- **GIVEN PASSAGE**

If you follow the same installation instructions as this Colab I think that everything should work smoothly in SageMaker as well but we never know! Let us know if this helps, and happy to help you again if necessary 💪 Also if you face any other issues, I think that it would be better to move this discussion into an issue! 🐛

Thanks Younes

Aug 04 '22 08:08 younesbelkada

@LysandreJik I have a question regarding slow tests for this feature! I prefer to build another Docker image for these tests and run them separately because it happens sometimes that the import of bitsandbytes fails on some specific configurations. We found an issue that will be fixed on bitsandbytes asap but I think that having a separate image and running the tests independently is safer to not affect other tests. Since bitsandbytes is always being imported if it is available if the docker image installs it all tests will fail at import time. I can also try to come up with a solution where we import this library only if load_in_8bit is triggered. What do you think is the best in this case?

- **WRITTEN EXERCISE**
Reproduce the forum thread verbatim, from "Thanks Younes" to "in this case?".

- **MATERIAL**

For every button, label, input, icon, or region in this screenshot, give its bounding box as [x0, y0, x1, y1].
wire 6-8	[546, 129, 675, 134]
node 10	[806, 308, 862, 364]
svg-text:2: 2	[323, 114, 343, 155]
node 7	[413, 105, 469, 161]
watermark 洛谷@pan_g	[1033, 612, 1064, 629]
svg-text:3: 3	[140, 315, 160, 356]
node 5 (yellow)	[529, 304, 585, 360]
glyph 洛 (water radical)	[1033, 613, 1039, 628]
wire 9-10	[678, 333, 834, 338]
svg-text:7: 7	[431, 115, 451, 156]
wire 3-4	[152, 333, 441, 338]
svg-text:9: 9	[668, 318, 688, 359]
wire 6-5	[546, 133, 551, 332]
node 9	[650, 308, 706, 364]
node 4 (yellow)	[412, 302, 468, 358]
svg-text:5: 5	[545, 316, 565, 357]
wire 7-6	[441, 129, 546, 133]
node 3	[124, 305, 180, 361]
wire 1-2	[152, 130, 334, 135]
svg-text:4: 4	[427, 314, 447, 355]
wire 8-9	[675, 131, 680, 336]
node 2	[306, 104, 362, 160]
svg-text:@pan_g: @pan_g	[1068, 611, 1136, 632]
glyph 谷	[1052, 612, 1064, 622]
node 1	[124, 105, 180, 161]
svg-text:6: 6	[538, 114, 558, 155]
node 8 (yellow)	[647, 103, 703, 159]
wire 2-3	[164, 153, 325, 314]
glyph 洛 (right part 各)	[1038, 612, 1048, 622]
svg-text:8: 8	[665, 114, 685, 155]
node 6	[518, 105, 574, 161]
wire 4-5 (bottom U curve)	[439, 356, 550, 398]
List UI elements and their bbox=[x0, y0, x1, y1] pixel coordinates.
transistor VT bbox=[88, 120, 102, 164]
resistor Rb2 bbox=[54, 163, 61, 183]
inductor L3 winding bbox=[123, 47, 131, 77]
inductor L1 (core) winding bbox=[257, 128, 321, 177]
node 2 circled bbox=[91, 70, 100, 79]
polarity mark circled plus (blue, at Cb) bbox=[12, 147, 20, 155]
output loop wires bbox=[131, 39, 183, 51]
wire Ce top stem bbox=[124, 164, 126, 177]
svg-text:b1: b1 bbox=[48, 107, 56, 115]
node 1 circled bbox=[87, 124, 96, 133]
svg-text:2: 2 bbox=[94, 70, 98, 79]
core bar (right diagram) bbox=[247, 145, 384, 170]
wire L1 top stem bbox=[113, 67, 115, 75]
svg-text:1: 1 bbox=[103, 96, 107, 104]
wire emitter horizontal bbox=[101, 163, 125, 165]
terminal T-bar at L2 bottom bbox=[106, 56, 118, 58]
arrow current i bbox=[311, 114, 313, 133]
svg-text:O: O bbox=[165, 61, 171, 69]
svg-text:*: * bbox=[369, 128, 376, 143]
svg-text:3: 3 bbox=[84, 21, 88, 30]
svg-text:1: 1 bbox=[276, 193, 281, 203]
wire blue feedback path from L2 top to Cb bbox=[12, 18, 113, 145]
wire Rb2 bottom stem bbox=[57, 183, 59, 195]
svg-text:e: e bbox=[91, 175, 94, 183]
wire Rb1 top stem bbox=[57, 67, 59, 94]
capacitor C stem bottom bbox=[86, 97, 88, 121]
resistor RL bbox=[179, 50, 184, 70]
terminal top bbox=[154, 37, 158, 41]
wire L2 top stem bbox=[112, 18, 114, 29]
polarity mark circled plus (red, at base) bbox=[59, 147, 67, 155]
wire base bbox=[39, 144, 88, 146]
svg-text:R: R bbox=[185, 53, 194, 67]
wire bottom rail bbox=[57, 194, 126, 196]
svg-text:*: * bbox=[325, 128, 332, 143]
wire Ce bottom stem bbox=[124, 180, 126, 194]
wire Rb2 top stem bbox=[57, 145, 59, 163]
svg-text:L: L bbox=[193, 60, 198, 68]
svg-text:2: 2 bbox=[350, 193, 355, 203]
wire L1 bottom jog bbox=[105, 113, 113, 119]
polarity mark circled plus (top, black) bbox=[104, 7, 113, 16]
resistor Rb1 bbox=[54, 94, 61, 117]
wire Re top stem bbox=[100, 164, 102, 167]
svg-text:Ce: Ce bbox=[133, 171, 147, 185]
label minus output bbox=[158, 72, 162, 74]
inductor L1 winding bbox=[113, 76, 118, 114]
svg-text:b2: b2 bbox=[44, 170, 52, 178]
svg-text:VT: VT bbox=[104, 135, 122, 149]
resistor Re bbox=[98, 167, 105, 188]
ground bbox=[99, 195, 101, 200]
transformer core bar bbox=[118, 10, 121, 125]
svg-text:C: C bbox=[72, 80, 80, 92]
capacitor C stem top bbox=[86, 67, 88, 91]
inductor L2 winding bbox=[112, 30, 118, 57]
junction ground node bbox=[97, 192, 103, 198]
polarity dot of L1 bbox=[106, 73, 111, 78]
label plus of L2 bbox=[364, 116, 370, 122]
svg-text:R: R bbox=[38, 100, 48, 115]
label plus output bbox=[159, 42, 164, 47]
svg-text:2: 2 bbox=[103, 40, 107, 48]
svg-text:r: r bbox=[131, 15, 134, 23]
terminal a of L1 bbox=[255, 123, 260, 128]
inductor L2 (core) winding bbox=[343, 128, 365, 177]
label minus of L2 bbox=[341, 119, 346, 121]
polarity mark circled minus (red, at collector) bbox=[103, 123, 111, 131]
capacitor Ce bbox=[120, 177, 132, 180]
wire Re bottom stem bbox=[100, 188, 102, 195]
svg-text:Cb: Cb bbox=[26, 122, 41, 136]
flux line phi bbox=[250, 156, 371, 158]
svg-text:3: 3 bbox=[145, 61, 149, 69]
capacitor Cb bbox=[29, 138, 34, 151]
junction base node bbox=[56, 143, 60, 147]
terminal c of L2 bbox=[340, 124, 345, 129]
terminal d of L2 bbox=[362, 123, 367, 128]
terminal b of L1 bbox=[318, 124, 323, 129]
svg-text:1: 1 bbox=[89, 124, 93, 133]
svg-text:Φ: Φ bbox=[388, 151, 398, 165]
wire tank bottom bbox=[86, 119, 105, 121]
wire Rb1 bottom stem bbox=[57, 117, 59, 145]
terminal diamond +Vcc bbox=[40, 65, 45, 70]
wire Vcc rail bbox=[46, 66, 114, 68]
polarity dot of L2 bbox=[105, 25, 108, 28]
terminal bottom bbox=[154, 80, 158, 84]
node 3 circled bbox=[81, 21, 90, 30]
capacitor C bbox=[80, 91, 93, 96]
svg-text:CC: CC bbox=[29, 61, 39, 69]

- **TASK OUTPUT**
Thanks Younes

Aug 04 '22 08:08 younesbelkada

@LysandreJik I have a question regarding slow tests for this feature! I prefer to build another Docker image for these tests and run them separately because it happens sometimes that the import of bitsandbytes fails on some specific configurations. We found an issue that will be fixed on bitsandbytes asap but I think that having a separate image and running the tests independently is safer to not affect other tests. Since bitsandbytes is always being imported if it is available if the docker image installs it all tests will fail at import time. I can also try to come up with a solution where we import this library only if load_in_8bit is triggered. What do you think is the best in this case?